Set task: Give the count of lines holding the string "then" and nothing else.

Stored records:

==*==

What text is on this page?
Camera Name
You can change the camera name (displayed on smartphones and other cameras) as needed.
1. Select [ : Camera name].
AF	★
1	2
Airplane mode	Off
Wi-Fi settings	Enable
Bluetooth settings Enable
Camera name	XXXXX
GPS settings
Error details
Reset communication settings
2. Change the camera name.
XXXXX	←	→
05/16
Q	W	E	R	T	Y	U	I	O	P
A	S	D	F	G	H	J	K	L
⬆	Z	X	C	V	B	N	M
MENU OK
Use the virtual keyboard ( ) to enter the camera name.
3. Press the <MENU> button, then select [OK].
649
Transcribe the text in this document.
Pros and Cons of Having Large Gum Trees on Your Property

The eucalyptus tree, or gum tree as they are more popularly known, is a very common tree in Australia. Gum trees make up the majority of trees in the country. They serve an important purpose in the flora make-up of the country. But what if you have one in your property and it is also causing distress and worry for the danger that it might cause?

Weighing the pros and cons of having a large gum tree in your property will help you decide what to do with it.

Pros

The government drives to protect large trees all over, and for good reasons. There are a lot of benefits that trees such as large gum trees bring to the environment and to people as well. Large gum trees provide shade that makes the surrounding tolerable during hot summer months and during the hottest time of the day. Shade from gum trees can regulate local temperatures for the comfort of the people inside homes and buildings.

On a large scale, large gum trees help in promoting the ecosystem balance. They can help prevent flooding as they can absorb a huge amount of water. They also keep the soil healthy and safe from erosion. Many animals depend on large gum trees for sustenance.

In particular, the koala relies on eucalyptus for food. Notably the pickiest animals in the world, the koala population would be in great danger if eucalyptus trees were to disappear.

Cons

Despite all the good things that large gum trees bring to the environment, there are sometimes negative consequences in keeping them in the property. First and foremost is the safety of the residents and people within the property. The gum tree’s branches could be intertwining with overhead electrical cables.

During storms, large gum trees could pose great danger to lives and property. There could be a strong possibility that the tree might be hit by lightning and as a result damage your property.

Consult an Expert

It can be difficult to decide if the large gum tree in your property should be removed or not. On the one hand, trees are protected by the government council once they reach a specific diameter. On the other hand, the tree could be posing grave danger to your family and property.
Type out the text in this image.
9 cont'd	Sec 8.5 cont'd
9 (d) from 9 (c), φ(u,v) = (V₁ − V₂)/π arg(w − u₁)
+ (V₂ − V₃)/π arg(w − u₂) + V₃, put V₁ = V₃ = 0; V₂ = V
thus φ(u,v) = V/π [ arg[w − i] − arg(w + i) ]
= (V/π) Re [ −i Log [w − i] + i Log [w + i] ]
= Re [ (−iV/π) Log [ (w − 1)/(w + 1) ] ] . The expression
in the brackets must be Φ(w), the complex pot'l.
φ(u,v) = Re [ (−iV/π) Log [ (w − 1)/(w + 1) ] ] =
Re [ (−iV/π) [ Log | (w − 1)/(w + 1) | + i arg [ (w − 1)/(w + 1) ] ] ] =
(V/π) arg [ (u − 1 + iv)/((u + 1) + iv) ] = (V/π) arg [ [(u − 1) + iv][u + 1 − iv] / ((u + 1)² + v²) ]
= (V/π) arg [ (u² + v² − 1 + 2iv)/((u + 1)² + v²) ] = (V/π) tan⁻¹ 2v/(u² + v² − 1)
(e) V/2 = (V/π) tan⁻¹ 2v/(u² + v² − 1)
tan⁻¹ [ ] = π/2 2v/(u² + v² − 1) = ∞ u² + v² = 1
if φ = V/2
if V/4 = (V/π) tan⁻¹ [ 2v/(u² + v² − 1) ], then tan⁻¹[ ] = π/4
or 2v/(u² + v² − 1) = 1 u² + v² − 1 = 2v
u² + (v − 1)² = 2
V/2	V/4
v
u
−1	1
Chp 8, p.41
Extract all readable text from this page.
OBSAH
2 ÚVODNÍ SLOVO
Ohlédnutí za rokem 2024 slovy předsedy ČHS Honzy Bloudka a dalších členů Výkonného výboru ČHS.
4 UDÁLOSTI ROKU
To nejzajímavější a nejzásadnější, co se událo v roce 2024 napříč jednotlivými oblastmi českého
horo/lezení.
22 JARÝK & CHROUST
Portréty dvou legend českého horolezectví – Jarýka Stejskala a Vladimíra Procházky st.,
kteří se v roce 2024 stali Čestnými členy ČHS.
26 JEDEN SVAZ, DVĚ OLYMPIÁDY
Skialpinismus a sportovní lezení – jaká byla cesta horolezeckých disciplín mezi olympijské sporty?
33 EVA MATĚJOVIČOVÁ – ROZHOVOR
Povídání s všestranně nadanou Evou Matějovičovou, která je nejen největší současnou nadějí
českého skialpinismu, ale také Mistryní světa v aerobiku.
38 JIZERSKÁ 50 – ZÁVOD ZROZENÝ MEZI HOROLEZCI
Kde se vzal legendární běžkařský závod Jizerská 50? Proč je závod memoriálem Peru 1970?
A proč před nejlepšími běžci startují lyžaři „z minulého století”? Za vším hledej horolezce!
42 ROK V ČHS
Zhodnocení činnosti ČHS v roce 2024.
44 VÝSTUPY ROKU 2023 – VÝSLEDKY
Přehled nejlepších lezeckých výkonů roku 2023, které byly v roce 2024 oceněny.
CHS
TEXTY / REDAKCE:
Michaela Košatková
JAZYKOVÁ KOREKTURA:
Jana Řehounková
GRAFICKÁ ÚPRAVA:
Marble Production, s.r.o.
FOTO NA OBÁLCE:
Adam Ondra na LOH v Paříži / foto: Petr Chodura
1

==*==

Answer to this exercise: 2